-- To do --
Scan the data below and pick out the lines containing the word "frac".
Start Data for this task
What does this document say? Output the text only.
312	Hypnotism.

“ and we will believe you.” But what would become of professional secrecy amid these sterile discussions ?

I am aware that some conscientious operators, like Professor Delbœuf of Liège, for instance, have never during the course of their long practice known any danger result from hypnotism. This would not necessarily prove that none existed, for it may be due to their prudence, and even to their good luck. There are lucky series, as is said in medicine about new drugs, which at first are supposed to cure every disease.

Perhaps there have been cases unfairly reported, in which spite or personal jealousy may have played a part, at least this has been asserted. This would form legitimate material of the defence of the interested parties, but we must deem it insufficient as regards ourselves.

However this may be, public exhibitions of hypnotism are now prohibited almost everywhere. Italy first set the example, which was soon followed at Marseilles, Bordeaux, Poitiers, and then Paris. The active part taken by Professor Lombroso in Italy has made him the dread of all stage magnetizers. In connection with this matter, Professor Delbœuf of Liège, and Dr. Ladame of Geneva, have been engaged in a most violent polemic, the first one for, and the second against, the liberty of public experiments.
End Data for this task
Start Data for this task
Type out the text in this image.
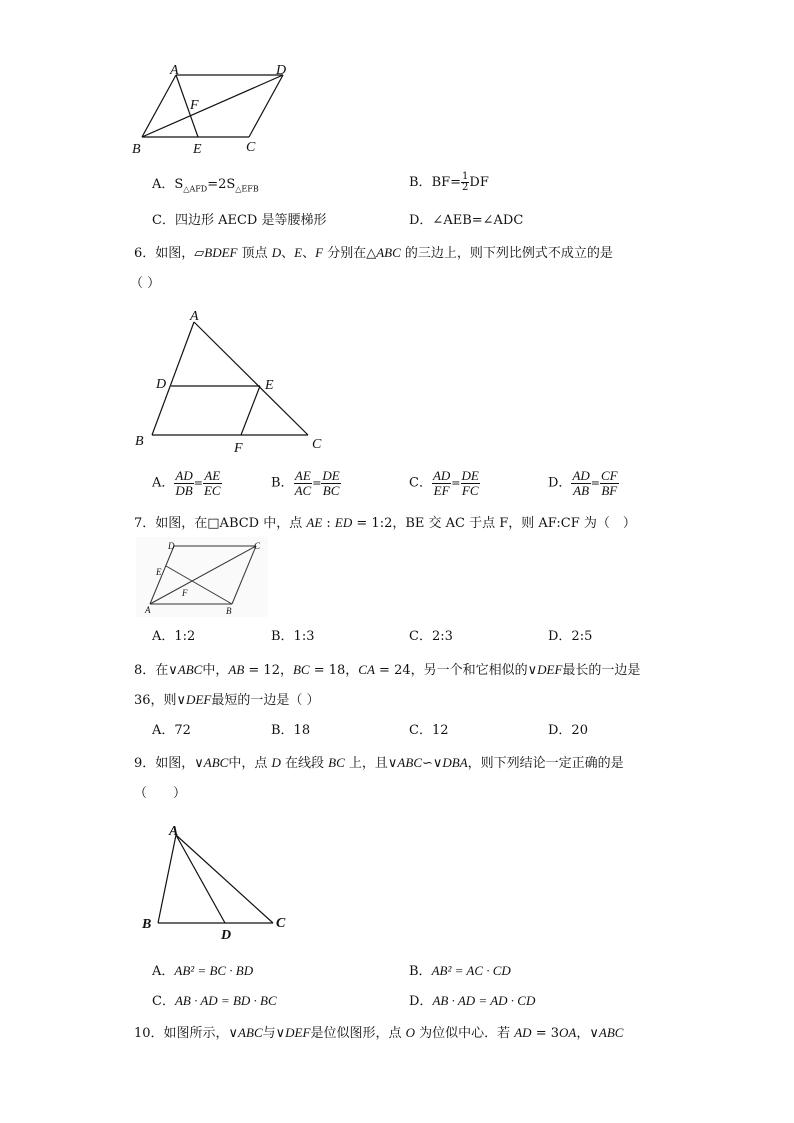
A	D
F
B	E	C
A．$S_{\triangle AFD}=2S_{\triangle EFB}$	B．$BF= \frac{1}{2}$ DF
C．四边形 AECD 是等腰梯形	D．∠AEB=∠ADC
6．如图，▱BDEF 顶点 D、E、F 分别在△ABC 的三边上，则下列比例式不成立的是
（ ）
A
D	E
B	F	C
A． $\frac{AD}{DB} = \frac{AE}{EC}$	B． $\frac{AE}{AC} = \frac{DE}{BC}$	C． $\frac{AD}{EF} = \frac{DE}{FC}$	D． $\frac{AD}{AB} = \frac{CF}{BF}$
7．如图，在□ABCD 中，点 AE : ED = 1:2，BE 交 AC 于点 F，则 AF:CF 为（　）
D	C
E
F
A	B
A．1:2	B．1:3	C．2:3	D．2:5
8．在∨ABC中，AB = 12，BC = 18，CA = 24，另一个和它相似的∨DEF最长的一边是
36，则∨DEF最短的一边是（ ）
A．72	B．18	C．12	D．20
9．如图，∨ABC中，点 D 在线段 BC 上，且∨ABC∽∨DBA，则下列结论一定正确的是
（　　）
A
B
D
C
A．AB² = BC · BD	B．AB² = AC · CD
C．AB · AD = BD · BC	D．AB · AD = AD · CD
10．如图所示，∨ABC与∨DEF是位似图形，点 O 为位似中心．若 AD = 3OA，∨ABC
End Data for this task
-- Answer to this problem --
A．$S_{\triangle AFD}=2S_{\triangle EFB}$	B．$BF= \frac{1}{2}$ DF
A． $\frac{AD}{DB} = \frac{AE}{EC}$	B． $\frac{AE}{AC} = \frac{DE}{BC}$	C． $\frac{AD}{EF} = \frac{DE}{FC}$	D． $\frac{AD}{AB} = \frac{CF}{BF}$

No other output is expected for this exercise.